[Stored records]
========
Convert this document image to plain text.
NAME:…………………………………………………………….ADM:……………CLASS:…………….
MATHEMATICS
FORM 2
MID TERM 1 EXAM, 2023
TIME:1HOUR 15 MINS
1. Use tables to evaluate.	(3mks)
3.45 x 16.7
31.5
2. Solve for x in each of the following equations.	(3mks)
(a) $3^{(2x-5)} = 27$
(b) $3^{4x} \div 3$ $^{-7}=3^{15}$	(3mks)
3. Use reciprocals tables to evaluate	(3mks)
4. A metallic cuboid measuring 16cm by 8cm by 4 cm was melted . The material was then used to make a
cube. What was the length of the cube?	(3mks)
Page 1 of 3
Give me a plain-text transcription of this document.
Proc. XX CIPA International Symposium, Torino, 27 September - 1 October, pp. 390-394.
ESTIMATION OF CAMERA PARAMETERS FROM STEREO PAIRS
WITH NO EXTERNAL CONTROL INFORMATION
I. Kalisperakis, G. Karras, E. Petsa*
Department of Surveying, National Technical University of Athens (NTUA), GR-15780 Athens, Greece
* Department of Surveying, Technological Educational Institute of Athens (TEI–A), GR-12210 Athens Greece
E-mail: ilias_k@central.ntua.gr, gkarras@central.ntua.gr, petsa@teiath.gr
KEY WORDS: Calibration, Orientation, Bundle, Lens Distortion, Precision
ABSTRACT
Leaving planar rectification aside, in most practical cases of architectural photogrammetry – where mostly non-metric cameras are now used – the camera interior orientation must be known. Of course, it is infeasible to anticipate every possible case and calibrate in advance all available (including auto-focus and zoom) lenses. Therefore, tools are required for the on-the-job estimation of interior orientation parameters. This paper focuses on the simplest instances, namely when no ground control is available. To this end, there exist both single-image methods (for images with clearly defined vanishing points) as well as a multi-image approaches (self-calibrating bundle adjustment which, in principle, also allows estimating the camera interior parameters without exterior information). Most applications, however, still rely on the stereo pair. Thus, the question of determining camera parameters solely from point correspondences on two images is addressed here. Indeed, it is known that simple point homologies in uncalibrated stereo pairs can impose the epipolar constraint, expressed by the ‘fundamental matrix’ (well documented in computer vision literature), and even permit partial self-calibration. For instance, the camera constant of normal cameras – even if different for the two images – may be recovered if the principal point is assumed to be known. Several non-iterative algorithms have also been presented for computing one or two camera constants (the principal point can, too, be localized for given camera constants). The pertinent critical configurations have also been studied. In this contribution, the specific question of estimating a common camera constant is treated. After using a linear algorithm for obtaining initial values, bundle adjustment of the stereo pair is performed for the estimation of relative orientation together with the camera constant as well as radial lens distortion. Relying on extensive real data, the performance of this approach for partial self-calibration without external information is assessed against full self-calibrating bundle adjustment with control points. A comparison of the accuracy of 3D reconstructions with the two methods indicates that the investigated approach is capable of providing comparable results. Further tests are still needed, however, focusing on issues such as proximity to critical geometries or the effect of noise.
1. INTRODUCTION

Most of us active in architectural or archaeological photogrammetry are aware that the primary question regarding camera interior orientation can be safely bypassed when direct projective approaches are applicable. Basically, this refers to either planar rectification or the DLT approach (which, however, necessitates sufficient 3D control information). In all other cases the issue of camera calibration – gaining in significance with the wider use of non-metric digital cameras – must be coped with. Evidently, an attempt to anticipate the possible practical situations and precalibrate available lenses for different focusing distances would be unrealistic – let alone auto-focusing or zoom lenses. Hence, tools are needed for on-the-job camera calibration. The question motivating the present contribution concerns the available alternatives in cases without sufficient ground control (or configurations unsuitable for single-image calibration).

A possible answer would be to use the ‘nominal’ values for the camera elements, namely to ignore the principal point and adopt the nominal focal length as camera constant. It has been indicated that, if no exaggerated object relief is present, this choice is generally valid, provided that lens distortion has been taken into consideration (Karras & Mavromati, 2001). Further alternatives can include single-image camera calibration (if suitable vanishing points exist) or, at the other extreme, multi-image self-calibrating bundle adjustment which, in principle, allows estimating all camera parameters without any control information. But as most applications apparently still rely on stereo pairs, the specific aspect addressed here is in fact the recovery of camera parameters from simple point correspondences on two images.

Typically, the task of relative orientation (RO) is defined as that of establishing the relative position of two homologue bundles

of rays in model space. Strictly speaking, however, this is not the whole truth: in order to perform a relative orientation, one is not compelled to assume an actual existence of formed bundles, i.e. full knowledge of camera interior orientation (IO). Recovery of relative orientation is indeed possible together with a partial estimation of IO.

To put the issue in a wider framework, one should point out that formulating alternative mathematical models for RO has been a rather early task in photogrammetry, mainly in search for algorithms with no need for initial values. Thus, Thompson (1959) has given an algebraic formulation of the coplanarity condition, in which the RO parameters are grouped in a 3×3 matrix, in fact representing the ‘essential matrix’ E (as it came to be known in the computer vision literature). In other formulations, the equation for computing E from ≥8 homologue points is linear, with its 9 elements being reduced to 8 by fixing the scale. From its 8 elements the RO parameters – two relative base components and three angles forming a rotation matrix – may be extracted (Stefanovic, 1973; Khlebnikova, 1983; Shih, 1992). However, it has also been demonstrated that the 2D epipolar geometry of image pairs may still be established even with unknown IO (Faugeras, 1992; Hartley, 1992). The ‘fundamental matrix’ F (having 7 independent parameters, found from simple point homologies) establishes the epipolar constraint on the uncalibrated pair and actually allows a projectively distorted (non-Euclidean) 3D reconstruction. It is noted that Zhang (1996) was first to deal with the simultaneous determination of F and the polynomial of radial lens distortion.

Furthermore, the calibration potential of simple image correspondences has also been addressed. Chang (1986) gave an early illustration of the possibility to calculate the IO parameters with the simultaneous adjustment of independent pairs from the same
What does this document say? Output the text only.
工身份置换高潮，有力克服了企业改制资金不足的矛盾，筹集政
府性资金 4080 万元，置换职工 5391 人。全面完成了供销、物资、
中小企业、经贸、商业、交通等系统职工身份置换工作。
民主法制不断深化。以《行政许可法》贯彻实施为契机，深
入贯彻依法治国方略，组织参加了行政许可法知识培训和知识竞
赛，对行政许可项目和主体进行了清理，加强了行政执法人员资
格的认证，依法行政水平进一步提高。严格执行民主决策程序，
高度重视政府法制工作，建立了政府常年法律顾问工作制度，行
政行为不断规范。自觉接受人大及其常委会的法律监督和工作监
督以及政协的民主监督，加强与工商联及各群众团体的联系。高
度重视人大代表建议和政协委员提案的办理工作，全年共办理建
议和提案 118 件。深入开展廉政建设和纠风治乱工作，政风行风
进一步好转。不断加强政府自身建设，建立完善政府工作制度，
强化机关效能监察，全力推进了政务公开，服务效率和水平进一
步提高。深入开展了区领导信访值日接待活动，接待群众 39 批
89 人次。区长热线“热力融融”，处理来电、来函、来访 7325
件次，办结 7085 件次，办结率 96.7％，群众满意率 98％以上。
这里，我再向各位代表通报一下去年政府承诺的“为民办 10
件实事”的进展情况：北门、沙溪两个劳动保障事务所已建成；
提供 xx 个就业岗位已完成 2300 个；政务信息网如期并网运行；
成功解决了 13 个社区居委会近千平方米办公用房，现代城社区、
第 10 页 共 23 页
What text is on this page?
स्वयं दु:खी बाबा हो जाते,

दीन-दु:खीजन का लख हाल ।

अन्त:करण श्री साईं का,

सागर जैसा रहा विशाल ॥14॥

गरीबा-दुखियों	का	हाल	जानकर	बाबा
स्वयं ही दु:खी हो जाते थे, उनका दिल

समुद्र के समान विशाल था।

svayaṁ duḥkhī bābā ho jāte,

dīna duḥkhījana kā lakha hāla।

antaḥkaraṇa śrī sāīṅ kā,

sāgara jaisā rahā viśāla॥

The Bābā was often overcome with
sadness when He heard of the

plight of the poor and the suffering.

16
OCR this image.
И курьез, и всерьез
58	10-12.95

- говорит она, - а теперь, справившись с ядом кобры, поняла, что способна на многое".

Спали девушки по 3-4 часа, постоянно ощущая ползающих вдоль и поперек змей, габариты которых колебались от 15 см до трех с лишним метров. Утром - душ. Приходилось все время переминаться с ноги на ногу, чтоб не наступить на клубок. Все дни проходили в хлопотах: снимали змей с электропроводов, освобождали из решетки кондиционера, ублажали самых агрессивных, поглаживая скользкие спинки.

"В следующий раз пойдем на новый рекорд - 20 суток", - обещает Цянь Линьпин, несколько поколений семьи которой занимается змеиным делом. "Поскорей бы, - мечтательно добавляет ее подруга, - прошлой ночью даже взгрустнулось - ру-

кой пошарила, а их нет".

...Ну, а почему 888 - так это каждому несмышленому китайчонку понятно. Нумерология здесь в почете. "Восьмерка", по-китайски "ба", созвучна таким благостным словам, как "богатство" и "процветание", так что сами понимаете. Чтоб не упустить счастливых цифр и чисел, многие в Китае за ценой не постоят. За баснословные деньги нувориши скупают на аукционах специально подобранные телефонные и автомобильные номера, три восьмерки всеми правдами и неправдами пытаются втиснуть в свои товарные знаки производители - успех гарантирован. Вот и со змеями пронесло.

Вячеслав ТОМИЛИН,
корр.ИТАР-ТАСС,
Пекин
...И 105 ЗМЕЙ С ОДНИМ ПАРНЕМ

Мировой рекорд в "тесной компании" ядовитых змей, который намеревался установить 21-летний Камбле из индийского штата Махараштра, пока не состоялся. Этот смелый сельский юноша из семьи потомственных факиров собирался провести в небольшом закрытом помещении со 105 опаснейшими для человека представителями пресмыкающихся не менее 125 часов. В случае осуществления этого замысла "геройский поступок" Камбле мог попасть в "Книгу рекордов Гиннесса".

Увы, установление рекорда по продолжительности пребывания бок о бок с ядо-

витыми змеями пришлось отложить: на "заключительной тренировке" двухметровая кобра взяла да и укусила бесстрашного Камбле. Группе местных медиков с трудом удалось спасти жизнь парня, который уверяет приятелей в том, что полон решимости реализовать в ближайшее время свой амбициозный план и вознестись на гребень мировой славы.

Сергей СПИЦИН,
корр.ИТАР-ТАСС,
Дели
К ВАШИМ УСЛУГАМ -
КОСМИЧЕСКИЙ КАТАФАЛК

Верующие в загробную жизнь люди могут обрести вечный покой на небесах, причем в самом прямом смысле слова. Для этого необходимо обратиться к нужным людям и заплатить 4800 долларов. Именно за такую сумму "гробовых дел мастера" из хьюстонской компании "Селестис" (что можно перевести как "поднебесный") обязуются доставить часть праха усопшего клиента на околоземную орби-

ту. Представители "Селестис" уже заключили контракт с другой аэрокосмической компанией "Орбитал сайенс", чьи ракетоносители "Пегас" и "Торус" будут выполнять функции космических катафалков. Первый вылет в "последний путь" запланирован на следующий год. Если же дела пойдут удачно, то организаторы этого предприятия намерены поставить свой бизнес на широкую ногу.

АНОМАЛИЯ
========
§ **GIVEN EXERCISE**
Each line that contains the string "время" counts once; say how many there are and nothing else.

§ **ANSWER FOR THE TASK**
2